**Goal:**
Extract every line from the records below that contains the word "text".

**Supplied information:**
******

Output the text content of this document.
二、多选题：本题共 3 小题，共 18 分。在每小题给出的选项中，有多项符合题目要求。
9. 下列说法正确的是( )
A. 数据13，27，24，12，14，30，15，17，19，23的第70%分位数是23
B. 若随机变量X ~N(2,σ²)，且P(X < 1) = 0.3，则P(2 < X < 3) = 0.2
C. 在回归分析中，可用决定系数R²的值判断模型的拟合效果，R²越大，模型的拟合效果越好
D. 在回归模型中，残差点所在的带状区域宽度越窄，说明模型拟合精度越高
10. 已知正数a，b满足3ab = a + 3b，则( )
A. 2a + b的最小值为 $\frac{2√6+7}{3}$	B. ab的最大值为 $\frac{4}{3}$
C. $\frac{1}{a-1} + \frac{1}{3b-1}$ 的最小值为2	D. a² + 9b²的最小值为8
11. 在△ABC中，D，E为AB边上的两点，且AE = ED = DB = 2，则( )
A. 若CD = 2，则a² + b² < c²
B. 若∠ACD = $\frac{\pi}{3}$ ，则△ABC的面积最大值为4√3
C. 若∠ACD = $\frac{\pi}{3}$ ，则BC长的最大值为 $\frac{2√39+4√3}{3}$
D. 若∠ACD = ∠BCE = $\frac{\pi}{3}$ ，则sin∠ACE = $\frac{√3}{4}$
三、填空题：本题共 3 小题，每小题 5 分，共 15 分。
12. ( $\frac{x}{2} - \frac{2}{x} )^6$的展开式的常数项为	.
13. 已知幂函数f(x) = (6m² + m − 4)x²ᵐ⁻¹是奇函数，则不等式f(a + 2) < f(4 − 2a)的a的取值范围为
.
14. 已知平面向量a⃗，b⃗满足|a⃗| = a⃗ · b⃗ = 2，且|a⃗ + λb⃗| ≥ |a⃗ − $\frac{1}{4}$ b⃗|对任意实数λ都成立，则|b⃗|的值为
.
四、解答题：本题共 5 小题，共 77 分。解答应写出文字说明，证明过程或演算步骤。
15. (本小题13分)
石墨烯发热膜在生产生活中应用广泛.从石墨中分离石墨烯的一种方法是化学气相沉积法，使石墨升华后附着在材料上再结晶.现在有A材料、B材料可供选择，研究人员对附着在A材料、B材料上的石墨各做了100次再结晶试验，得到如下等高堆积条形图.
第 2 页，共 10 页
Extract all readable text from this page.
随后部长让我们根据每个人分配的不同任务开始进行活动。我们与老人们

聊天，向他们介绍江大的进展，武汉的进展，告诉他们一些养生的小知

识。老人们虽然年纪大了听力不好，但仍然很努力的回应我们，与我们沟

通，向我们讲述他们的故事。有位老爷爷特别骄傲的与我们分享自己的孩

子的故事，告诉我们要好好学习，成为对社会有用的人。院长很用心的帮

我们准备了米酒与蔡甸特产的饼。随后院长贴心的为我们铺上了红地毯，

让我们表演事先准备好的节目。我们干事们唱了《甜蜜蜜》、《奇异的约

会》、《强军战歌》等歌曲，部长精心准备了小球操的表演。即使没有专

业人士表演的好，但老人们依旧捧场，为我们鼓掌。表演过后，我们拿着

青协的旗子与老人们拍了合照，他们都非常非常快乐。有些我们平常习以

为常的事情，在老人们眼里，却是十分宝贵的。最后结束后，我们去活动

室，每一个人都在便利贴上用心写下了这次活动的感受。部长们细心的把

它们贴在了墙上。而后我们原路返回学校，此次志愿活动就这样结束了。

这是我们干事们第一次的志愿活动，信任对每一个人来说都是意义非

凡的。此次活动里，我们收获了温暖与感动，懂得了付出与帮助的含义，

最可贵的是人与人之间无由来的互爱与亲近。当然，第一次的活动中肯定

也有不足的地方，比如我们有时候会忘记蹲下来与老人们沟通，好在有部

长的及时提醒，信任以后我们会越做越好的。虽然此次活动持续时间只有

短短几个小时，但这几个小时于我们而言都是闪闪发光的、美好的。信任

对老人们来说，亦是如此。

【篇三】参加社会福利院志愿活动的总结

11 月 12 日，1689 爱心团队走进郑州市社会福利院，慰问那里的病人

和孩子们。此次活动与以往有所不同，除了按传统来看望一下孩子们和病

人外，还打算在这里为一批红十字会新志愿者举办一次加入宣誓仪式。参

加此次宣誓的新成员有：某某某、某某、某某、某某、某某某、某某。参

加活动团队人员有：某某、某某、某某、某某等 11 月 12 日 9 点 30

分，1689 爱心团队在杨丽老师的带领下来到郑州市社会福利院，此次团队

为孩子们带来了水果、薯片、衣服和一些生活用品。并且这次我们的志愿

******

**Exercise result:**
Output the text content of this document.
Extract all readable text from this page.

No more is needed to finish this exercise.